[MATERIAL SUPPLIED]
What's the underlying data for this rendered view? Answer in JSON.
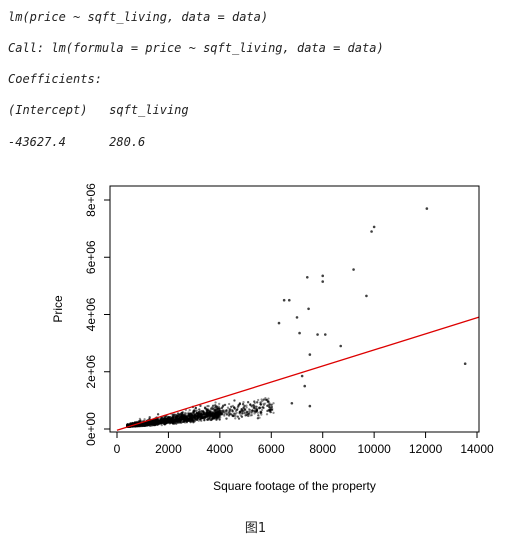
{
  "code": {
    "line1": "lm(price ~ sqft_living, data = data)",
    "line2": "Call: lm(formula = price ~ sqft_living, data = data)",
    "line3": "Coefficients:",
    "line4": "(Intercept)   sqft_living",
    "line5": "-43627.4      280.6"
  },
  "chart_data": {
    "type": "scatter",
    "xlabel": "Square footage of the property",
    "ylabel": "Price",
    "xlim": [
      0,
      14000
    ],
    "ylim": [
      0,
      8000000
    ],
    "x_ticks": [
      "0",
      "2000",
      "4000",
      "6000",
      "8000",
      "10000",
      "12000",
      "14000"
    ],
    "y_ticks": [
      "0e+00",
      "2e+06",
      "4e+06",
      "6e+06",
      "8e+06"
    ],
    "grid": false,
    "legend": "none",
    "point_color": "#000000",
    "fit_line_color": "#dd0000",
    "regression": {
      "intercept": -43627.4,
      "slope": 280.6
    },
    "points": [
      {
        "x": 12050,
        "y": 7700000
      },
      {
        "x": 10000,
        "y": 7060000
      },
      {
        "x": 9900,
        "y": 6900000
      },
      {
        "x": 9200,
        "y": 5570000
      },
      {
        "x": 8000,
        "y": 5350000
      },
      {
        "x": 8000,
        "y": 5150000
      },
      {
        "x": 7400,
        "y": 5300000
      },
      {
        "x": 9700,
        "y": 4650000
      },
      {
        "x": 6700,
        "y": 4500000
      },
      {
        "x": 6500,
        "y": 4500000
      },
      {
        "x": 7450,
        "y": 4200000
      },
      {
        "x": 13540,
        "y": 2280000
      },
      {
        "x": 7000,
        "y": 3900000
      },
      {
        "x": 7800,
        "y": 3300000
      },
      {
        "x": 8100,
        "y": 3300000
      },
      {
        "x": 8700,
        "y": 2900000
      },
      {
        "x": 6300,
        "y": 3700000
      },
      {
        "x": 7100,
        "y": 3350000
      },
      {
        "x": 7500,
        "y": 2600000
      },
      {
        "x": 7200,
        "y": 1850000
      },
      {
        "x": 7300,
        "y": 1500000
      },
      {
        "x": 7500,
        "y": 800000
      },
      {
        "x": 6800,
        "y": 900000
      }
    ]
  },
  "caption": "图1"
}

[GIVEN INSTRUCTION] Pictures appear in the records above. Output everything except them, exactly.

[TASK RESULT]
What's the underlying data for this rendered view? Answer in JSON.
{
  "code": {
    "line1": "lm(price ~ sqft_living, data = data)",
    "line2": "Call: lm(formula = price ~ sqft_living, data = data)",
    "line3": "Coefficients:",
    "line4": "(Intercept)   sqft_living",
    "line5": "-43627.4      280.6"
  },
  "chart_data": {
    "type": "scatter",
    "xlabel": "Square footage of the property",
    "ylabel": "Price",
    "xlim": [
      0,
      14000
    ],
    "ylim": [
      0,
      8000000
    ],
    "x_ticks": [
      "0",
      "2000",
      "4000",
      "6000",
      "8000",
      "10000",
      "12000",
      "14000"
    ],
    "y_ticks": [
      "0e+00",
      "2e+06",
      "4e+06",
      "6e+06",
      "8e+06"
    ],
    "grid": false,
    "legend": "none",
    "point_color": "#000000",
    "fit_line_color": "#dd0000",
    "regression": {
      "intercept": -43627.4,
      "slope": 280.6
    },
    "points": [
      {
        "x": 12050,
        "y": 7700000
      },
      {
        "x": 10000,
        "y": 7060000
      },
      {
        "x": 9900,
        "y": 6900000
      },
      {
        "x": 9200,
        "y": 5570000
      },
      {
        "x": 8000,
        "y": 5350000
      },
      {
        "x": 8000,
        "y": 5150000
      },
      {
        "x": 7400,
        "y": 5300000
      },
      {
        "x": 9700,
        "y": 4650000
      },
      {
        "x": 6700,
        "y": 4500000
      },
      {
        "x": 6500,
        "y": 4500000
      },
      {
        "x": 7450,
        "y": 4200000
      },
      {
        "x": 13540,
        "y": 2280000
      },
      {
        "x": 7000,
        "y": 3900000
      },
      {
        "x": 7800,
        "y": 3300000
      },
      {
        "x": 8100,
        "y": 3300000
      },
      {
        "x": 8700,
        "y": 2900000
      },
      {
        "x": 6300,
        "y": 3700000
      },
      {
        "x": 7100,
        "y": 3350000
      },
      {
        "x": 7500,
        "y": 2600000
      },
      {
        "x": 7200,
        "y": 1850000
      },
      {
        "x": 7300,
        "y": 1500000
      },
      {
        "x": 7500,
        "y": 800000
      },
      {
        "x": 6800,
        "y": 900000
      }
    ]
  },
  "caption": "图1"
}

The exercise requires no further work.